[Dataset rows about figures]
■ ■ ■ ■ ■ ■ ■
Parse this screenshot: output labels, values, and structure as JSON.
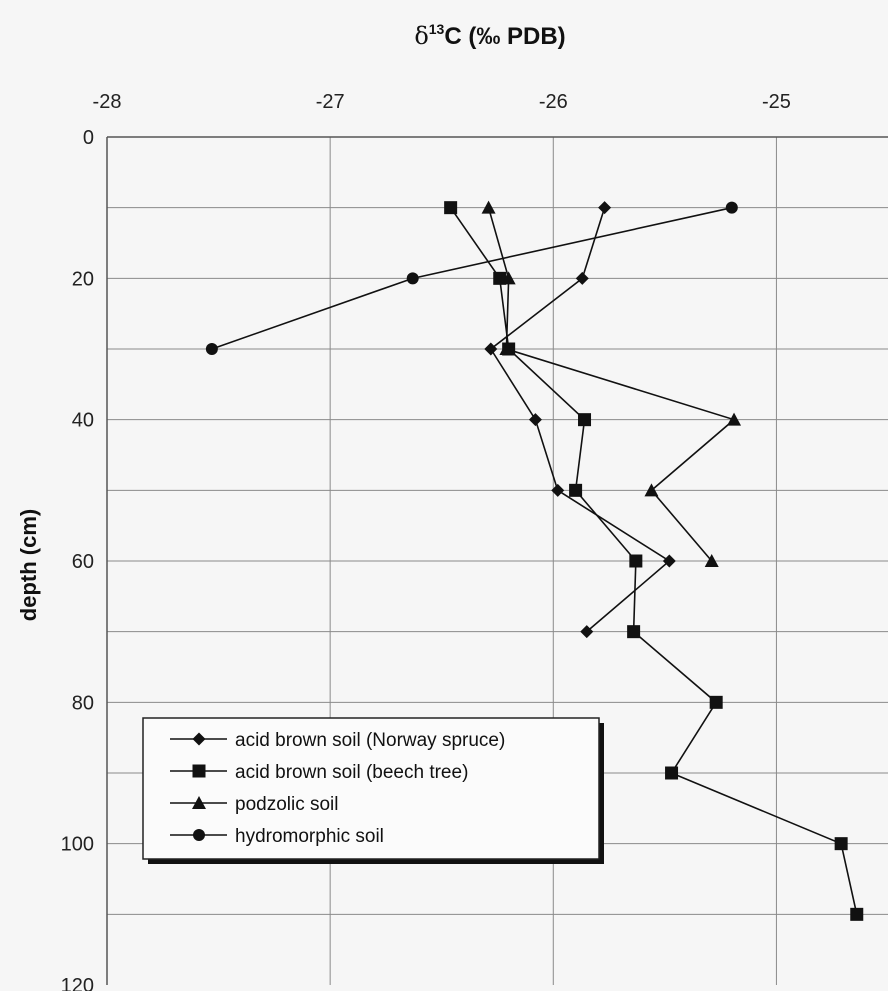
{
  "chart_data": {
    "type": "line",
    "title_prefix": "δ",
    "title_sup": "13",
    "title_suffix": "C (‰ PDB)",
    "ylabel": "depth (cm)",
    "xlim": [
      -28,
      -24.5
    ],
    "ylim": [
      0,
      120
    ],
    "y_inverted": true,
    "x_axis_position": "top",
    "x_ticks": [
      "-28",
      "-27",
      "-26",
      "-25"
    ],
    "y_ticks": [
      "0",
      "20",
      "40",
      "60",
      "80",
      "100",
      "120"
    ],
    "grid": true,
    "legend_position": "bottom-left",
    "series": [
      {
        "name": "acid brown soil (Norway spruce)",
        "marker": "diamond",
        "points": [
          [
            -25.77,
            10
          ],
          [
            -25.87,
            20
          ],
          [
            -26.28,
            30
          ],
          [
            -26.08,
            40
          ],
          [
            -25.98,
            50
          ],
          [
            -25.48,
            60
          ],
          [
            -25.85,
            70
          ]
        ]
      },
      {
        "name": "acid brown soil (beech tree)",
        "marker": "square",
        "points": [
          [
            -26.46,
            10
          ],
          [
            -26.24,
            20
          ],
          [
            -26.2,
            30
          ],
          [
            -25.86,
            40
          ],
          [
            -25.9,
            50
          ],
          [
            -25.63,
            60
          ],
          [
            -25.64,
            70
          ],
          [
            -25.27,
            80
          ],
          [
            -25.47,
            90
          ],
          [
            -24.71,
            100
          ],
          [
            -24.64,
            110
          ]
        ]
      },
      {
        "name": "podzolic soil",
        "marker": "triangle",
        "points": [
          [
            -26.29,
            10
          ],
          [
            -26.2,
            20
          ],
          [
            -26.21,
            30
          ],
          [
            -25.19,
            40
          ],
          [
            -25.56,
            50
          ],
          [
            -25.29,
            60
          ]
        ]
      },
      {
        "name": "hydromorphic soil",
        "marker": "circle",
        "points": [
          [
            -25.2,
            10
          ],
          [
            -26.63,
            20
          ],
          [
            -27.53,
            30
          ]
        ]
      }
    ]
  }
}
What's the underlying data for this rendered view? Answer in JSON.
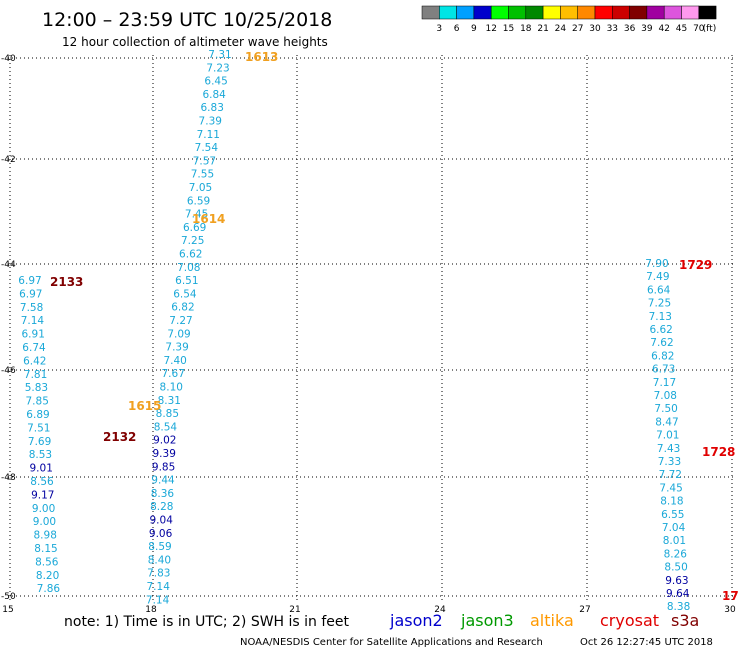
■ ■ ■ ■ ■ ■ ■
→ **What you need to do**
Print the listing above in full, exactly as written. Omit any pictures.

→ **Full answer**
Parse this screenshot: output labels, values, and structure as JSON.
{
  "chart_data": {
    "type": "line",
    "title_prefix": "δ",
    "title_sup": "13",
    "title_suffix": "C (‰ PDB)",
    "ylabel": "depth (cm)",
    "xlim": [
      -28,
      -24.5
    ],
    "ylim": [
      0,
      120
    ],
    "y_inverted": true,
    "x_axis_position": "top",
    "x_ticks": [
      "-28",
      "-27",
      "-26",
      "-25"
    ],
    "y_ticks": [
      "0",
      "20",
      "40",
      "60",
      "80",
      "100",
      "120"
    ],
    "grid": true,
    "legend_position": "bottom-left",
    "series": [
      {
        "name": "acid brown soil (Norway spruce)",
        "marker": "diamond",
        "points": [
          [
            -25.77,
            10
          ],
          [
            -25.87,
            20
          ],
          [
            -26.28,
            30
          ],
          [
            -26.08,
            40
          ],
          [
            -25.98,
            50
          ],
          [
            -25.48,
            60
          ],
          [
            -25.85,
            70
          ]
        ]
      },
      {
        "name": "acid brown soil (beech tree)",
        "marker": "square",
        "points": [
          [
            -26.46,
            10
          ],
          [
            -26.24,
            20
          ],
          [
            -26.2,
            30
          ],
          [
            -25.86,
            40
          ],
          [
            -25.9,
            50
          ],
          [
            -25.63,
            60
          ],
          [
            -25.64,
            70
          ],
          [
            -25.27,
            80
          ],
          [
            -25.47,
            90
          ],
          [
            -24.71,
            100
          ],
          [
            -24.64,
            110
          ]
        ]
      },
      {
        "name": "podzolic soil",
        "marker": "triangle",
        "points": [
          [
            -26.29,
            10
          ],
          [
            -26.2,
            20
          ],
          [
            -26.21,
            30
          ],
          [
            -25.19,
            40
          ],
          [
            -25.56,
            50
          ],
          [
            -25.29,
            60
          ]
        ]
      },
      {
        "name": "hydromorphic soil",
        "marker": "circle",
        "points": [
          [
            -25.2,
            10
          ],
          [
            -26.63,
            20
          ],
          [
            -27.53,
            30
          ]
        ]
      }
    ]
  }
}
What's the underlying data for this rendered view? Answer in JSON.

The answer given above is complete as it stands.